───── DATA PROVIDED ─────
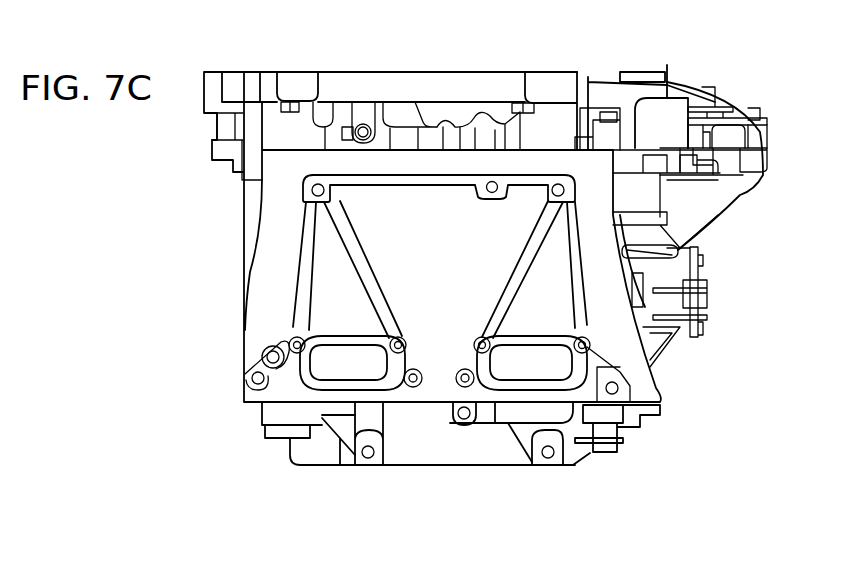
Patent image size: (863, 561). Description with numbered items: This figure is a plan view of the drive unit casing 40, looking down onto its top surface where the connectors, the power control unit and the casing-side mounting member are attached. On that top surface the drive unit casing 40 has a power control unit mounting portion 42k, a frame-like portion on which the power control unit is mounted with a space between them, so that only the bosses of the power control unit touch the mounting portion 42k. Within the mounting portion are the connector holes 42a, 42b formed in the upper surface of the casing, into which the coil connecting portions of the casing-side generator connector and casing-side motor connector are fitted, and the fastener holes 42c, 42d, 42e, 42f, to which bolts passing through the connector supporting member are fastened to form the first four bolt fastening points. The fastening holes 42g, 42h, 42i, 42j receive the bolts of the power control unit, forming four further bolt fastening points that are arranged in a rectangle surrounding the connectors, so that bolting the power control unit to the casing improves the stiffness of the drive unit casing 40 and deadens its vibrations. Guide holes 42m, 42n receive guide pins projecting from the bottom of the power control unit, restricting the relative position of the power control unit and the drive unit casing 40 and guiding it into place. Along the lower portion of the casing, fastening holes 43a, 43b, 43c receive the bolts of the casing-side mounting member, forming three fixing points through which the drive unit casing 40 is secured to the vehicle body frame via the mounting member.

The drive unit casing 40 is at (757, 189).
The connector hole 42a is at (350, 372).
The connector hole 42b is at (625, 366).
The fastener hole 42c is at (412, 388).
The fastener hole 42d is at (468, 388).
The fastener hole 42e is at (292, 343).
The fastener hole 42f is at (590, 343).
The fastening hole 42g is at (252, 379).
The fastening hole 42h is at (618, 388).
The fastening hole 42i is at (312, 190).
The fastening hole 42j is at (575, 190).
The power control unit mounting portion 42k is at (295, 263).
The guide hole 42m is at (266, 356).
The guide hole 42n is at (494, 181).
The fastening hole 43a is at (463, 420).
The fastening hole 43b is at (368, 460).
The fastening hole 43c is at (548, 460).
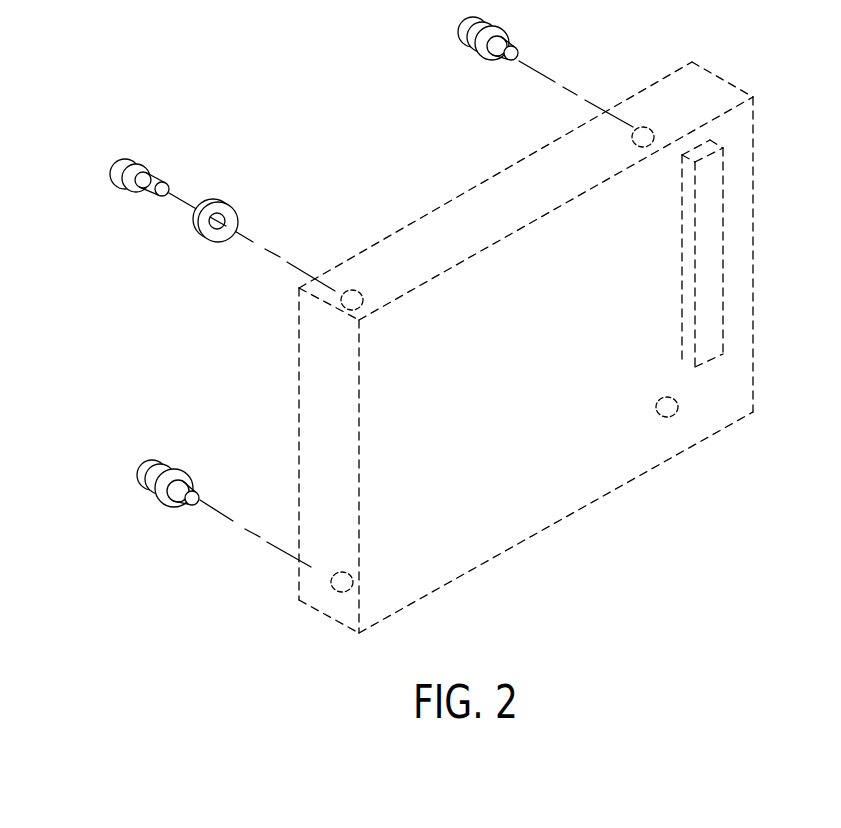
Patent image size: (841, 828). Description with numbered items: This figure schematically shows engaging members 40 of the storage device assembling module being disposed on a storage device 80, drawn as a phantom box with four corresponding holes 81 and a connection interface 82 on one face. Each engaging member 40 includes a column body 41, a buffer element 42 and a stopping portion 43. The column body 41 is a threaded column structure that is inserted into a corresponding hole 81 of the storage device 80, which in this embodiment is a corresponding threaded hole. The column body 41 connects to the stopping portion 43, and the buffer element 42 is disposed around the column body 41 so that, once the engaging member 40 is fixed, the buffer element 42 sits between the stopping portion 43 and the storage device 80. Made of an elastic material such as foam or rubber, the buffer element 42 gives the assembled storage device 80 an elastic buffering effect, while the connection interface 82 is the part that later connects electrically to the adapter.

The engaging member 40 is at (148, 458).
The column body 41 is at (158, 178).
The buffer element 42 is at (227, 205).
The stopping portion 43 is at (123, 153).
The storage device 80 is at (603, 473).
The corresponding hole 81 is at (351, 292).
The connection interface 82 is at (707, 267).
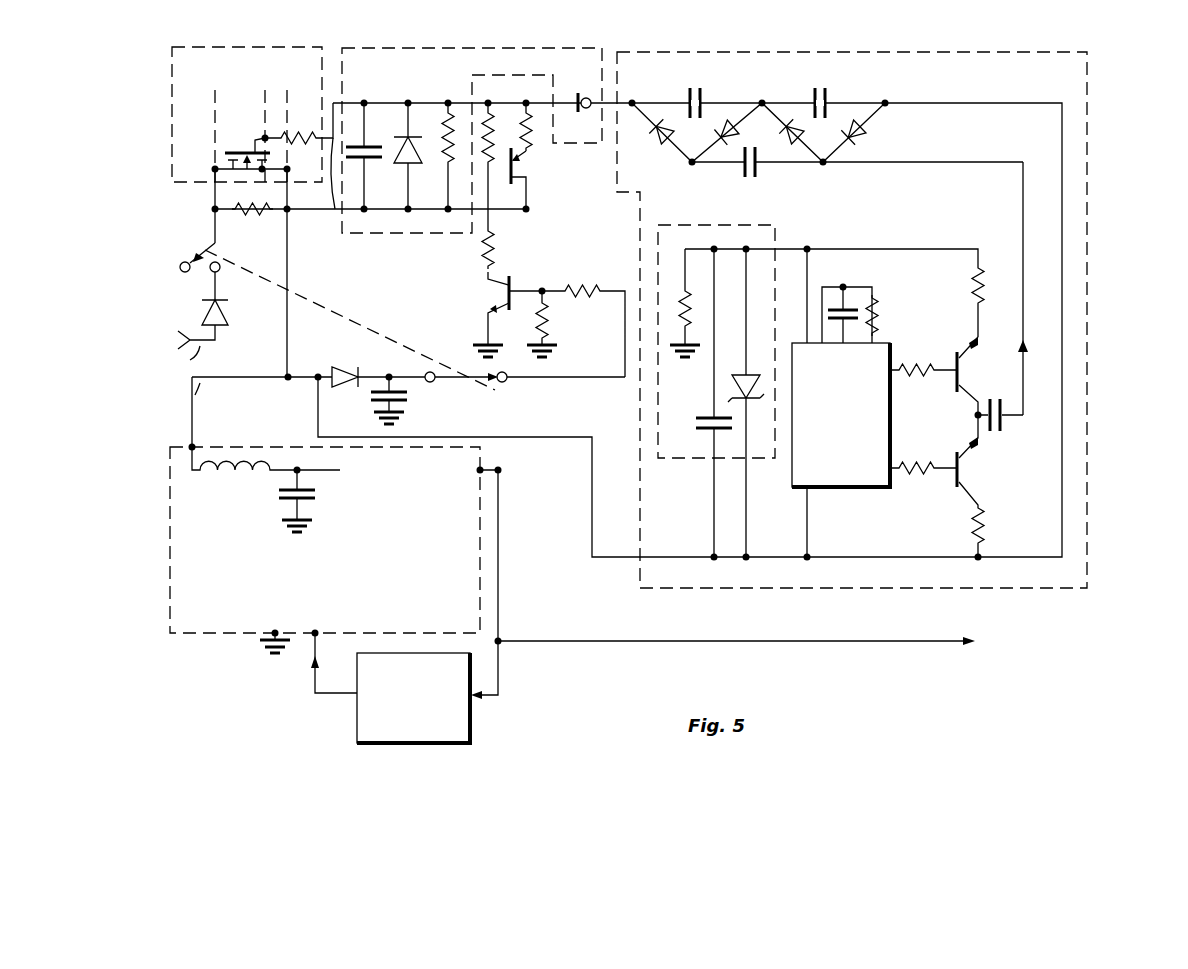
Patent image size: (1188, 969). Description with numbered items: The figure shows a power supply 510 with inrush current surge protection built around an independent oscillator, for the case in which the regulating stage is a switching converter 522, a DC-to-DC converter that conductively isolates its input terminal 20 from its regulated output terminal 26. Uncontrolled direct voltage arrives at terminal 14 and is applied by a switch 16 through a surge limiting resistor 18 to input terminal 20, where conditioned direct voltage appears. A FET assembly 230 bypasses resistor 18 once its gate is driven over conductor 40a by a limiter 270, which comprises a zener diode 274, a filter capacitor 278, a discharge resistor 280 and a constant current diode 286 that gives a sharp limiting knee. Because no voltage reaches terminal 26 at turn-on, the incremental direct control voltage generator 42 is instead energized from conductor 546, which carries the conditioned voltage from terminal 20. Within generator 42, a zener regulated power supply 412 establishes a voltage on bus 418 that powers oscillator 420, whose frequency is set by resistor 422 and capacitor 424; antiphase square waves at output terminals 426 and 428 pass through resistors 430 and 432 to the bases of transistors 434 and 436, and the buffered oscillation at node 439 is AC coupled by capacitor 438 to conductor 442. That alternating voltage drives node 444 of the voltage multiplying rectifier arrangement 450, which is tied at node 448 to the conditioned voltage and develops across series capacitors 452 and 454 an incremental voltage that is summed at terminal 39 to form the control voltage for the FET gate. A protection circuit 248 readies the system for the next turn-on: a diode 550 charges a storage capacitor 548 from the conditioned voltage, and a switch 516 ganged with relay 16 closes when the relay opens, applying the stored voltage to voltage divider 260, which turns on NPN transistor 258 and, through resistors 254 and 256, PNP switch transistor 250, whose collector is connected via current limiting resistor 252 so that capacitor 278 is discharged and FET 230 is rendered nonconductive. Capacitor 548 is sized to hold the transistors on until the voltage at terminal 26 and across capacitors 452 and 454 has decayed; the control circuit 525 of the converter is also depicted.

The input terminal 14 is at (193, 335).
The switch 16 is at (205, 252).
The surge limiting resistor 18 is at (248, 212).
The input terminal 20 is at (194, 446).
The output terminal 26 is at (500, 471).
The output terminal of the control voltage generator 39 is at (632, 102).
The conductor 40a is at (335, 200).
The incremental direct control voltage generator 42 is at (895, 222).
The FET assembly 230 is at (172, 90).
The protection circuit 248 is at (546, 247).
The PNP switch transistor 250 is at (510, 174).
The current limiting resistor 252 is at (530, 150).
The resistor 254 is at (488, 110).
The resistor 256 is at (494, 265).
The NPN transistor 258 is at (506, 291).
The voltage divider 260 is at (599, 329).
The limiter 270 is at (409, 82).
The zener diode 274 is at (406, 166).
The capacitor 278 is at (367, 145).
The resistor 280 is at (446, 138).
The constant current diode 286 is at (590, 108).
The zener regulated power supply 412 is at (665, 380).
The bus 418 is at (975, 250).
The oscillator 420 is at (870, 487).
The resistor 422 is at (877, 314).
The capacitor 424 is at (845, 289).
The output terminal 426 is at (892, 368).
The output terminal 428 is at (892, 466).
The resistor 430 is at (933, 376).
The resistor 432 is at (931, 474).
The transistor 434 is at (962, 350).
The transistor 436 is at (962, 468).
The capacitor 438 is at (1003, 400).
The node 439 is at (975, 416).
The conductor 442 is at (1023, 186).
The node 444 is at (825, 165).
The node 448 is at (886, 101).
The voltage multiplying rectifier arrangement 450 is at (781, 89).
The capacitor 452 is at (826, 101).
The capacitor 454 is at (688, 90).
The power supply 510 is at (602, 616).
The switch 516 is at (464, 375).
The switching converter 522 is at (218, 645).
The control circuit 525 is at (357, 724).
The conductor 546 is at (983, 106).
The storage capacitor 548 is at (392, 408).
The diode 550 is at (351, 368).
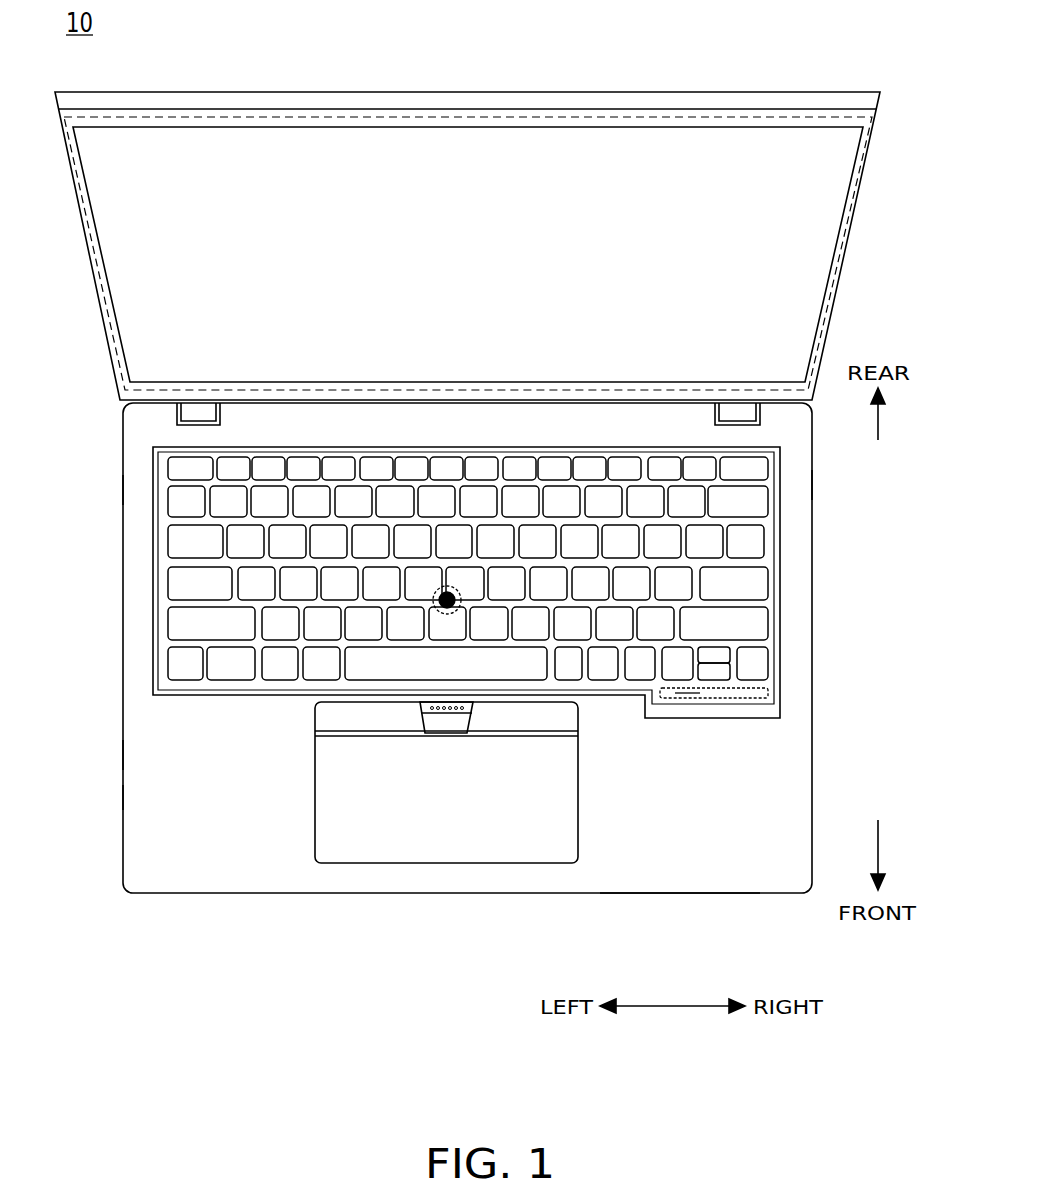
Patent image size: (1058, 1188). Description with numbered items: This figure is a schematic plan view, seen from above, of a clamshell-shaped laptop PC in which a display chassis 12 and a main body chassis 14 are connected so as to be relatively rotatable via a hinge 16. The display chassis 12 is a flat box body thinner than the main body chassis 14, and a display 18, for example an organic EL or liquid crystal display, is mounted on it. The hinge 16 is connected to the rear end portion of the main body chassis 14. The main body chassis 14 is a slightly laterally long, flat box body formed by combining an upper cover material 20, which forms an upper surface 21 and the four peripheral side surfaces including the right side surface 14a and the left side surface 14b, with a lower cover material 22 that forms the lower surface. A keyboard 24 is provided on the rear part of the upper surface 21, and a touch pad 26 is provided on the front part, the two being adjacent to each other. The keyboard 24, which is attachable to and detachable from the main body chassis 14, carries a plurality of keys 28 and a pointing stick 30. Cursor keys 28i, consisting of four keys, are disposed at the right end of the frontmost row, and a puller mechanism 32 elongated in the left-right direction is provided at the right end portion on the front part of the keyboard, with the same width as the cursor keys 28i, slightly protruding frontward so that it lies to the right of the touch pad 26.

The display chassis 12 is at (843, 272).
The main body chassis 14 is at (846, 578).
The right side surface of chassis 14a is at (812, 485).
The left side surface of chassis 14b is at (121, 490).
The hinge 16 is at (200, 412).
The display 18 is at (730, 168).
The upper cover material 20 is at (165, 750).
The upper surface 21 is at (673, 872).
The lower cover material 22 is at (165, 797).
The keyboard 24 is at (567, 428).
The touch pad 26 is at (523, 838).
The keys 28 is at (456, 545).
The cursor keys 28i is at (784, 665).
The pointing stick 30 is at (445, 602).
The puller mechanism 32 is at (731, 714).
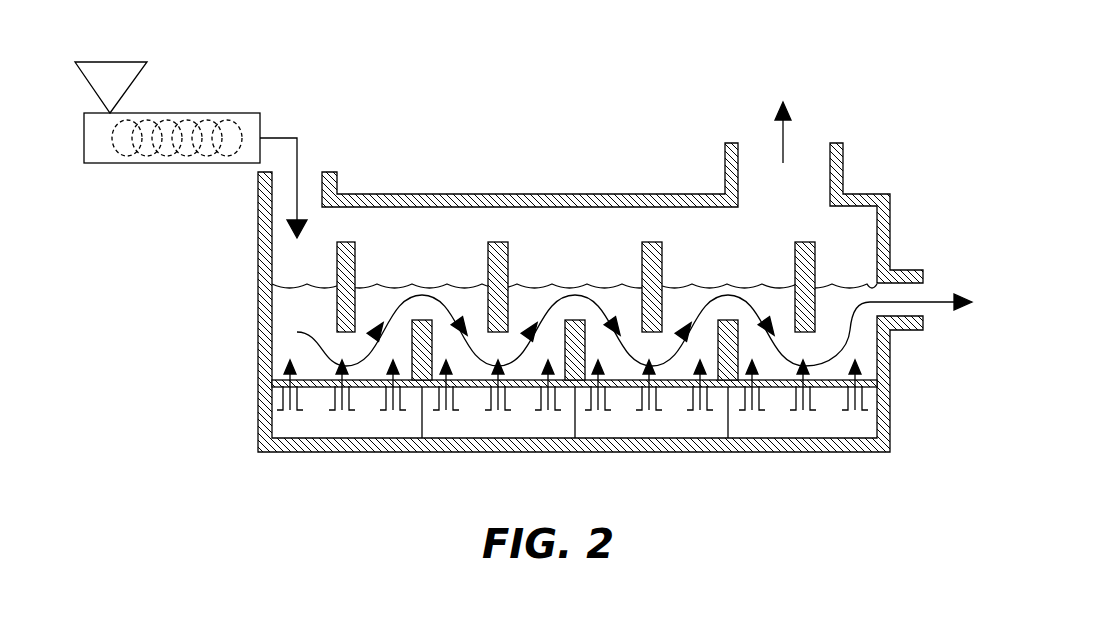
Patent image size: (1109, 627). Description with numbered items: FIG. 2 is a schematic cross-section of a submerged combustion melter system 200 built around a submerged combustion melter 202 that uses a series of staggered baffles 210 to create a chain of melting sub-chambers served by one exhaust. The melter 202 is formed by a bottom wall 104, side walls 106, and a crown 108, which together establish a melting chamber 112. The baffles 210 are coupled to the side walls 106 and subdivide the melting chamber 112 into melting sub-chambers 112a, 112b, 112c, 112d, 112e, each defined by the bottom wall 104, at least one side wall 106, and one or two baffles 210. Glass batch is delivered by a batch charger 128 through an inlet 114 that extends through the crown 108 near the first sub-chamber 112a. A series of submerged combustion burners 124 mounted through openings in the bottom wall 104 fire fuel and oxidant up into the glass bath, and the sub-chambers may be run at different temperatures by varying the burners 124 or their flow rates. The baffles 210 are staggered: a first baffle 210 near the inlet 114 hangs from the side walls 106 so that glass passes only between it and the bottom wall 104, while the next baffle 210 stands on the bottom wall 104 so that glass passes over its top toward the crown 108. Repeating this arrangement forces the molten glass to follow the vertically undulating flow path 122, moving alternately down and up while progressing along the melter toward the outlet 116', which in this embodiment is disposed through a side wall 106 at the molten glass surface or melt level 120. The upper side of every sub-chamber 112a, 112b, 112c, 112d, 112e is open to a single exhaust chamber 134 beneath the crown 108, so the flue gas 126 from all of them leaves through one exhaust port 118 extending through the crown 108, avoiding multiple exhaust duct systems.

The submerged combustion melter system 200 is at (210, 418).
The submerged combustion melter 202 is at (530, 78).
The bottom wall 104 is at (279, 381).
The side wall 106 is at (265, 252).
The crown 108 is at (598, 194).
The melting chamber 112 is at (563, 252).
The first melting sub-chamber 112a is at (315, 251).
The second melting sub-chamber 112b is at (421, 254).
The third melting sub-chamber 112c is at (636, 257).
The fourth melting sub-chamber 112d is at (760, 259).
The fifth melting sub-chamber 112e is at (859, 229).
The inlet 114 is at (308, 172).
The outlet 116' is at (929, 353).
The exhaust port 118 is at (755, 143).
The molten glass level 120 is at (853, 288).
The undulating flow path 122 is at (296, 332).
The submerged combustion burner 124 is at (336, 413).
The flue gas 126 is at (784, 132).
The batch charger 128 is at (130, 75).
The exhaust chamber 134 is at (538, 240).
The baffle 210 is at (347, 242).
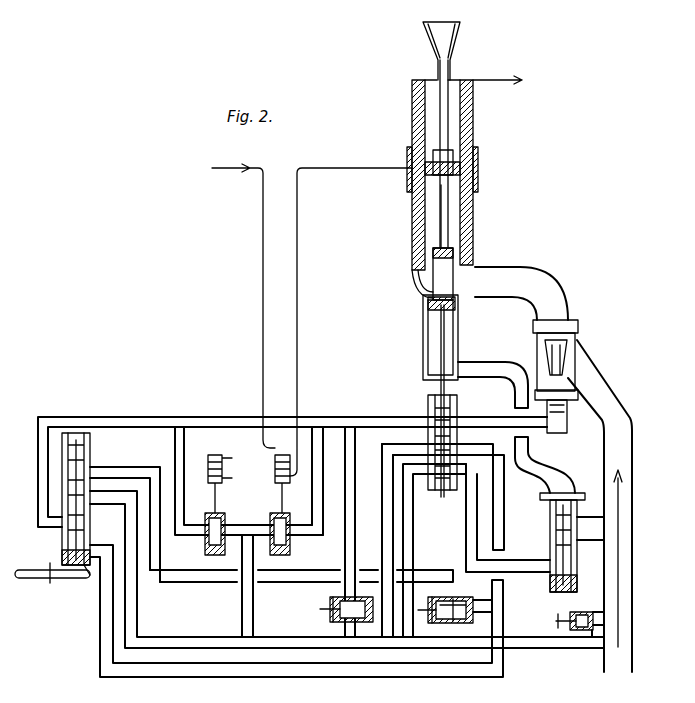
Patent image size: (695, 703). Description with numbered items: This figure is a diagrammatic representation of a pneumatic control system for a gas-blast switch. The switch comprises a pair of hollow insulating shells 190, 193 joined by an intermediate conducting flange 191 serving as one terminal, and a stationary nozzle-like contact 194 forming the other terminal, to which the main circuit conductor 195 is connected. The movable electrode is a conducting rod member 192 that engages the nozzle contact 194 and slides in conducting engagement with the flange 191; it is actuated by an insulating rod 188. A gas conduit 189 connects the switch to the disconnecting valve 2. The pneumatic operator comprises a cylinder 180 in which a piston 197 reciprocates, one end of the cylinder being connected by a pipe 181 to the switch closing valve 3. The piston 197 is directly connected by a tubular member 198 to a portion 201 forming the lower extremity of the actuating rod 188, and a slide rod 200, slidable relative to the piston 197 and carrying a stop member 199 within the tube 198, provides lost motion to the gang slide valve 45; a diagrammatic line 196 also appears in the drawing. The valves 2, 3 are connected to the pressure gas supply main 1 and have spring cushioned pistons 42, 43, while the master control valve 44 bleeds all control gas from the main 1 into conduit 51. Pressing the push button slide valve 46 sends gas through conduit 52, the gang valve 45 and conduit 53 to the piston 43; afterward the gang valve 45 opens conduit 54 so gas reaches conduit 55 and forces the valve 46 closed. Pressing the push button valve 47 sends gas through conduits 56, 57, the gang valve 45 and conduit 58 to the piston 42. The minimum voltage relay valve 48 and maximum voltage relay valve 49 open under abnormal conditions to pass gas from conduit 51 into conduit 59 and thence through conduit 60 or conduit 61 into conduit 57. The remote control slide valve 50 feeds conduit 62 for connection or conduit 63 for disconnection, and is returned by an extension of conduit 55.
─────
Write out again the lines beginning with the one that contains "Patent image size: (1058, 1188)." and running through the one that contains "The main body chassis 14 is at (846, 578).", substituting "folding" for "clamshell-shaped". Leave all other text unchanged.

Patent image size: (1058, 1188). Description with numbered items: This figure is a schematic plan view, seen from above, of a folding laptop PC in which a display chassis 12 and a main body chassis 14 are connected so as to be relatively rotatable via a hinge 16. The display chassis 12 is a flat box body thinner than the main body chassis 14, and a display 18, for example an organic EL or liquid crystal display, is mounted on it. The hinge 16 is connected to the rear end portion of the main body chassis 14. The main body chassis 14 is a slightly laterally long, flat box body formed by combining an upper cover material 20, which forms an upper surface 21 and the four peripheral side surfaces including the right side surface 14a and the left side surface 14b, with a lower cover material 22 that forms the lower surface. A keyboard 24 is provided on the rear part of the upper surface 21, and a touch pad 26 is provided on the front part, the two being adjacent to each other. The keyboard 24, which is attachable to and detachable from the main body chassis 14, carries a plurality of keys 28 and a pointing stick 30. Cursor keys 28i, consisting of four keys, are disposed at the right end of the frontmost row, and a puller mechanism 32 elongated in the left-right direction is provided at the right end portion on the front part of the keyboard, with the same width as the cursor keys 28i, slightly protruding frontward so that it lies to the right of the touch pad 26.

The display chassis 12 is at (843, 272).
The main body chassis 14 is at (846, 578).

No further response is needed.